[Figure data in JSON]
-------------------------
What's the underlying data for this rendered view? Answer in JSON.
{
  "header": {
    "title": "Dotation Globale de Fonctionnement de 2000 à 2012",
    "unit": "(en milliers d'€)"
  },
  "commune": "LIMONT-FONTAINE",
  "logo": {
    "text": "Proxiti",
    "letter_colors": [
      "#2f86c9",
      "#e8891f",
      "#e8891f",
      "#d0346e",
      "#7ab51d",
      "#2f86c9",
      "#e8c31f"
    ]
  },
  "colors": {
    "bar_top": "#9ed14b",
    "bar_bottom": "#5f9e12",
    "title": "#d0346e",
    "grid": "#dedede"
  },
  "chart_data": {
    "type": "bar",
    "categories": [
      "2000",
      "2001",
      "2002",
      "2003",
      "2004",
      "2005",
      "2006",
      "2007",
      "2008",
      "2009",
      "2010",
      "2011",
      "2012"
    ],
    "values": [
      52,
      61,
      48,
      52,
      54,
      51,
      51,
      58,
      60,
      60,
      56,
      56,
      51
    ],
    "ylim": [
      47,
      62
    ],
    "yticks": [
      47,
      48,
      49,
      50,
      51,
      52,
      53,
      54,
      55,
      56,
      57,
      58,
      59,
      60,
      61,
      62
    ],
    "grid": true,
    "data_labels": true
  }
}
-------------------------
§ **Instruction**
Extract each line of the material exactly as it stands.

§ **Reply to the exercise**
What's the underlying data for this rendered view? Answer in JSON.
{
  "header": {
    "title": "Dotation Globale de Fonctionnement de 2000 à 2012",
    "unit": "(en milliers d'€)"
  },
  "commune": "LIMONT-FONTAINE",
  "logo": {
    "text": "Proxiti",
    "letter_colors": [
      "#2f86c9",
      "#e8891f",
      "#e8891f",
      "#d0346e",
      "#7ab51d",
      "#2f86c9",
      "#e8c31f"
    ]
  },
  "colors": {
    "bar_top": "#9ed14b",
    "bar_bottom": "#5f9e12",
    "title": "#d0346e",
    "grid": "#dedede"
  },
  "chart_data": {
    "type": "bar",
    "categories": [
      "2000",
      "2001",
      "2002",
      "2003",
      "2004",
      "2005",
      "2006",
      "2007",
      "2008",
      "2009",
      "2010",
      "2011",
      "2012"
    ],
    "values": [
      52,
      61,
      48,
      52,
      54,
      51,
      51,
      58,
      60,
      60,
      56,
      56,
      51
    ],
    "ylim": [
      47,
      62
    ],
    "yticks": [
      47,
      48,
      49,
      50,
      51,
      52,
      53,
      54,
      55,
      56,
      57,
      58,
      59,
      60,
      61,
      62
    ],
    "grid": true,
    "data_labels": true
  }
}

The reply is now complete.